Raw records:
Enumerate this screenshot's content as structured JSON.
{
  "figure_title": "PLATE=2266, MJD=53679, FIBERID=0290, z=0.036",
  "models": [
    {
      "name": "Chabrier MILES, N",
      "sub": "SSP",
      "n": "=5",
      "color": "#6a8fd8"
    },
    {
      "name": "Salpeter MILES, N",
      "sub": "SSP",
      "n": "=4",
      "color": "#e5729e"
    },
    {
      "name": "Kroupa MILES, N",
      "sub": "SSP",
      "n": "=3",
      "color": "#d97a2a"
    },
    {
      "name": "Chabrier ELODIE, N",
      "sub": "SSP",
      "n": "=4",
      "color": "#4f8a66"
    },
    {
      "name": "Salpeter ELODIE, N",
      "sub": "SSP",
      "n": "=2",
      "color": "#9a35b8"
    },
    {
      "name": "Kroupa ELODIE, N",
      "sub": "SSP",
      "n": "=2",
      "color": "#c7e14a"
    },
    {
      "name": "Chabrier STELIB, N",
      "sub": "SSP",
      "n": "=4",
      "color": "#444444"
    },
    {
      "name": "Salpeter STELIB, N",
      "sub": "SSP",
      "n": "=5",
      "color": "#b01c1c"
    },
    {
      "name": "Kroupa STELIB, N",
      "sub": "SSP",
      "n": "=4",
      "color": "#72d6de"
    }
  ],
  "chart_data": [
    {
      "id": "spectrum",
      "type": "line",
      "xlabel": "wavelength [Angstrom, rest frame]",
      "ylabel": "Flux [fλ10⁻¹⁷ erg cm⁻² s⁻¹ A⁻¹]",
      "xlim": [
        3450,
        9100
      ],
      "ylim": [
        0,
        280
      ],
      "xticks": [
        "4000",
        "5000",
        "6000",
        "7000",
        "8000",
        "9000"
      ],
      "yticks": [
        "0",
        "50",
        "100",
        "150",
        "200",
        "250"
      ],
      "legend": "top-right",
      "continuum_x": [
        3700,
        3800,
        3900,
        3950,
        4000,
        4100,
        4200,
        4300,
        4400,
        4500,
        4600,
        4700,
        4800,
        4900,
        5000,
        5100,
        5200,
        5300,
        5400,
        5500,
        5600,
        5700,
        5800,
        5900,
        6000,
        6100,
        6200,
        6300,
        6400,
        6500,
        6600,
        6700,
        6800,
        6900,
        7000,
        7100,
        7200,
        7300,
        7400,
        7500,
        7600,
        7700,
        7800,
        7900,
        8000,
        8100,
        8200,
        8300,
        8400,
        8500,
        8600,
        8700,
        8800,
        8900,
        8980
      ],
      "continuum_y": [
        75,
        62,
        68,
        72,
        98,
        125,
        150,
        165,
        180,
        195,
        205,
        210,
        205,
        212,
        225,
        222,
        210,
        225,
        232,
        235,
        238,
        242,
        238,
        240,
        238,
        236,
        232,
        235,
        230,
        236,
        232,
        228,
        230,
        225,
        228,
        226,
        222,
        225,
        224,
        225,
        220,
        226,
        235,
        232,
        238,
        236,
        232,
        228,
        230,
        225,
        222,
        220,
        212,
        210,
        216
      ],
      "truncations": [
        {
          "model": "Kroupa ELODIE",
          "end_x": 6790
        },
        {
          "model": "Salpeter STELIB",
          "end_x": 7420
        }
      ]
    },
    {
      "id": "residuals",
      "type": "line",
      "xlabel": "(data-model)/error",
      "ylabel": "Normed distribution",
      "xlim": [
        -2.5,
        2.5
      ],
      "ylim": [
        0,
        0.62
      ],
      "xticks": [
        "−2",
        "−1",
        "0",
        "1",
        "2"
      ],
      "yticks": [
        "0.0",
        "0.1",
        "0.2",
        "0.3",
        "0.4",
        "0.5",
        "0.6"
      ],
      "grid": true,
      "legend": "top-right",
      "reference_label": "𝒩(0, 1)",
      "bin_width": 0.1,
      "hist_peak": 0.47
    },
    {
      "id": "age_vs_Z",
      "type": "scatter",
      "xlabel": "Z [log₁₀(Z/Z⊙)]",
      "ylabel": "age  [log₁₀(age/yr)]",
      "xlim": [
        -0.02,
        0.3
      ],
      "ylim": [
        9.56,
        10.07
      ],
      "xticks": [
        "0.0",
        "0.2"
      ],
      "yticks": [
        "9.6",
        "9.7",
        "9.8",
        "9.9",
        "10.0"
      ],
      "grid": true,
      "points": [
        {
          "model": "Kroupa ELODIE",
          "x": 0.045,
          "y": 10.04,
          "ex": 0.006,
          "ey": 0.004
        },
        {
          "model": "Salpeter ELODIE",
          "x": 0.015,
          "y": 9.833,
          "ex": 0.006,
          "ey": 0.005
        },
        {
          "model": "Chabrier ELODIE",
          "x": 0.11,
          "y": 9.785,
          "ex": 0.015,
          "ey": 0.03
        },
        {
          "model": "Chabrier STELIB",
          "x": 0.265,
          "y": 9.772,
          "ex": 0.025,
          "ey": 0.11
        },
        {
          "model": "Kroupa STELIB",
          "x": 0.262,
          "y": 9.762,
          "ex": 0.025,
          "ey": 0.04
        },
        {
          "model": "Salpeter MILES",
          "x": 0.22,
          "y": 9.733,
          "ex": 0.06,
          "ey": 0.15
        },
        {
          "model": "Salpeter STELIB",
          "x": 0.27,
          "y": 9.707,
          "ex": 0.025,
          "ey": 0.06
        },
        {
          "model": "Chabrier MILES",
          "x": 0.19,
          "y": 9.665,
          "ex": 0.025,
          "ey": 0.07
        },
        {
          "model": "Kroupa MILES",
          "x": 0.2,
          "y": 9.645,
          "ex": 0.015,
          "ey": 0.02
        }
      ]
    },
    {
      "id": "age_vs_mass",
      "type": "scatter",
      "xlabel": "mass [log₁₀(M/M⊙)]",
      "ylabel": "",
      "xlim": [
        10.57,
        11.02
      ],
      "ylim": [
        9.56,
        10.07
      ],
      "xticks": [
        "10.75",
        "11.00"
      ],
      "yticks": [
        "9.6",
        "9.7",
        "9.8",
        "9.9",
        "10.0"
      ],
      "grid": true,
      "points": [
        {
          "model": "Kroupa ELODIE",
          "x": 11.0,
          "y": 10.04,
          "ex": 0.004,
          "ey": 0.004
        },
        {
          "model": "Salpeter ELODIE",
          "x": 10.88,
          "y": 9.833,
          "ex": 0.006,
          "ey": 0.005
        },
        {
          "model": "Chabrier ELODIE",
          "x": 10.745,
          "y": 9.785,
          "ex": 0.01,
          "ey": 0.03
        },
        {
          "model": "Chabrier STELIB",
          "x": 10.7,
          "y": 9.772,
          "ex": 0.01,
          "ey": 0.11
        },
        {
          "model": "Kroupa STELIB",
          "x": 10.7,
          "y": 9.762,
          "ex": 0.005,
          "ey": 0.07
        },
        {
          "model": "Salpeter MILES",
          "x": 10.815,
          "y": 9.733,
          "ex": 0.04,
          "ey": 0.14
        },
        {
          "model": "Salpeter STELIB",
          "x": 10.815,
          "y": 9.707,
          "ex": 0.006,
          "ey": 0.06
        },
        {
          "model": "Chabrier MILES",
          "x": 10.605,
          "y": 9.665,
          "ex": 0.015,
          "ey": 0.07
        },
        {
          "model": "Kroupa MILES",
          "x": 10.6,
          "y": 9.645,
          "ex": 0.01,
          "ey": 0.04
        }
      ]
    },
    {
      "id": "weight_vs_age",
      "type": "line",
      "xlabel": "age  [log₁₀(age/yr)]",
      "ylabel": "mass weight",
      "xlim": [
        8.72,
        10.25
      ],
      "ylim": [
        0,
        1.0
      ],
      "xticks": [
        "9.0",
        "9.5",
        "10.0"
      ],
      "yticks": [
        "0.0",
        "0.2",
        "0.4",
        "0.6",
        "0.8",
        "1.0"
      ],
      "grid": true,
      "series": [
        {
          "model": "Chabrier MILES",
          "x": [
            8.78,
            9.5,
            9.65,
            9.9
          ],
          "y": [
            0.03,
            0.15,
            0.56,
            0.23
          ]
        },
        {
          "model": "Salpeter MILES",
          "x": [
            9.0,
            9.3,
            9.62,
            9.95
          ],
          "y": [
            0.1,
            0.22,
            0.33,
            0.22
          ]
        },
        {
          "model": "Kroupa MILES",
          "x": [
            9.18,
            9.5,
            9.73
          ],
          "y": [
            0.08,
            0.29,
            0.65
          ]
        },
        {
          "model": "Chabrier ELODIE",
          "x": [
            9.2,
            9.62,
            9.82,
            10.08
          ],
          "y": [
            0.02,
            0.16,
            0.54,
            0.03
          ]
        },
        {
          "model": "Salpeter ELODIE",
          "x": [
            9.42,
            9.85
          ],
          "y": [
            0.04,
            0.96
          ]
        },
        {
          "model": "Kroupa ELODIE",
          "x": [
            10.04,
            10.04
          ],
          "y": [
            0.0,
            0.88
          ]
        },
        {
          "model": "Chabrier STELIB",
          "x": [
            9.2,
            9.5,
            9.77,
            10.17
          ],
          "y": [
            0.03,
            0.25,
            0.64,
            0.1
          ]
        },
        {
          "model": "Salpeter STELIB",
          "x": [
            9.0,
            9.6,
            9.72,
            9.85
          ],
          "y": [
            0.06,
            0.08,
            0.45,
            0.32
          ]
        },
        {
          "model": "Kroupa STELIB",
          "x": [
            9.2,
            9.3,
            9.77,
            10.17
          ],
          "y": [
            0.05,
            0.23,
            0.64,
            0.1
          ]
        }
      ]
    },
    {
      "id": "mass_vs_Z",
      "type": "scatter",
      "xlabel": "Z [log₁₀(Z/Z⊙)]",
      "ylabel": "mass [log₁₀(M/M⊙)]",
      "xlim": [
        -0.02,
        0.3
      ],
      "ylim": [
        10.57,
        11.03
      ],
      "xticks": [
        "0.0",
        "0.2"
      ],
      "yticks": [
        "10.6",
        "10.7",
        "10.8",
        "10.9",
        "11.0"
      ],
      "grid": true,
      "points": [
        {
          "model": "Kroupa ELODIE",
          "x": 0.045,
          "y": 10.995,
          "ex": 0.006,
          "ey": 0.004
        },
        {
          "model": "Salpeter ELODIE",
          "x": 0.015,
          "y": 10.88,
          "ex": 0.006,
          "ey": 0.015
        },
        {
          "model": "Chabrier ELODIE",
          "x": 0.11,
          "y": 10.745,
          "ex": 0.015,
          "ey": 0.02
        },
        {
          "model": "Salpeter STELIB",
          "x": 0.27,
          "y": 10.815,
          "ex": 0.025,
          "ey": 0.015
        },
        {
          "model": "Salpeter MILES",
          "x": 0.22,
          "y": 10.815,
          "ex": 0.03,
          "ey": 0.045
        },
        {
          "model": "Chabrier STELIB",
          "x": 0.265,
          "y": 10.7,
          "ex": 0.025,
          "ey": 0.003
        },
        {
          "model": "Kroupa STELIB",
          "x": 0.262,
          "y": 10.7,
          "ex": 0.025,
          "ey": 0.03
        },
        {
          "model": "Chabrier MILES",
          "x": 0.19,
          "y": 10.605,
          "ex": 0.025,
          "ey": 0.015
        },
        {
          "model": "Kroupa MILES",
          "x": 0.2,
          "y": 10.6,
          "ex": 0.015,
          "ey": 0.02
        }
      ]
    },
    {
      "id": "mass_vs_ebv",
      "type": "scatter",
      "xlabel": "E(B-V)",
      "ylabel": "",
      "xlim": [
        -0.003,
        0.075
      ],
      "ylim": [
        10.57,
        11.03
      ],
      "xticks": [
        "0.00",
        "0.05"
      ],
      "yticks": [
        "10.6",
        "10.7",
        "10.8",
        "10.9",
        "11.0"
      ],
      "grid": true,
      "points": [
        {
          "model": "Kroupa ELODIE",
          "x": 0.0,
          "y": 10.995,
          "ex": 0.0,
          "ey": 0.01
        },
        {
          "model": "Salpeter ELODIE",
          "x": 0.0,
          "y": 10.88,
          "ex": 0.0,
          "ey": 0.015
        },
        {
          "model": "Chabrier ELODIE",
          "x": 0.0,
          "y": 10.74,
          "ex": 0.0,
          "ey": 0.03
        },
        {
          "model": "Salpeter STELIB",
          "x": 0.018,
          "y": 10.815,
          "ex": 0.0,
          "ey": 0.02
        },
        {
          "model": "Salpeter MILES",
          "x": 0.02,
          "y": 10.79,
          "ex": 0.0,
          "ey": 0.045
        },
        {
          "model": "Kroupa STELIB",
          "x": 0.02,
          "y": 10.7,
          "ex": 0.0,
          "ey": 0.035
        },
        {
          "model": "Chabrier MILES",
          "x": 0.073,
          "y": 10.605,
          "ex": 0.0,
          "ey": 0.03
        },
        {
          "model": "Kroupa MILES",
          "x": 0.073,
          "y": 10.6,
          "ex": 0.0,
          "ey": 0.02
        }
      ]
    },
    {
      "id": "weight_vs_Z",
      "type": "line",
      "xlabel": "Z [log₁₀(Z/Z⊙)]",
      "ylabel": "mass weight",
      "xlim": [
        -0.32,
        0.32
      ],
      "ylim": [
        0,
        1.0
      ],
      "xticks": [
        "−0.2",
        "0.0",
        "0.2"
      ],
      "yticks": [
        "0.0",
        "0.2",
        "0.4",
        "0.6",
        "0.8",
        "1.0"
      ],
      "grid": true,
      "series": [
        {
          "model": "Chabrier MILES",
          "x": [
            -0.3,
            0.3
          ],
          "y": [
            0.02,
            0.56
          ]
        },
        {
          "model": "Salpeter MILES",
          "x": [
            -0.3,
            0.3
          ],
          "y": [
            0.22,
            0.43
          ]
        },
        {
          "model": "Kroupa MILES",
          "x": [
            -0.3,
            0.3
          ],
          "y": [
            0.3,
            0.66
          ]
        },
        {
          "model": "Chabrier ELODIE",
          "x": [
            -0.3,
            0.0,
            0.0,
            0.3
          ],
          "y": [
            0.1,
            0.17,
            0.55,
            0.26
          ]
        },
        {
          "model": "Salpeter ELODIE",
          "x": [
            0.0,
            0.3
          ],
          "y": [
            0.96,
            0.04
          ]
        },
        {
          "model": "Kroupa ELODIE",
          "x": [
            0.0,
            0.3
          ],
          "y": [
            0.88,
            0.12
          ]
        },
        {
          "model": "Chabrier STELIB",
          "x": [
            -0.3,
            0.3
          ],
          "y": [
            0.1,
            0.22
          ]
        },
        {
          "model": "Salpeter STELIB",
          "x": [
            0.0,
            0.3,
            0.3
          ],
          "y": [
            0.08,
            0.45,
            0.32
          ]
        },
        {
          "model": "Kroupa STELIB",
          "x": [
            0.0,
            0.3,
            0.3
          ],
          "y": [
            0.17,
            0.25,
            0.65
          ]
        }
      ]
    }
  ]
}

Task objective: Gather from the data above every line with the string "xlabel".

Written solution:
      "xlabel": "wavelength [Angstrom, rest frame]",
      "xlabel": "(data-model)/error",
      "xlabel": "Z [log₁₀(Z/Z⊙)]",
      "xlabel": "mass [log₁₀(M/M⊙)]",
      "xlabel": "age  [log₁₀(age/yr)]",
      "xlabel": "Z [log₁₀(Z/Z⊙)]",
      "xlabel": "E(B-V)",
      "xlabel": "Z [log₁₀(Z/Z⊙)]",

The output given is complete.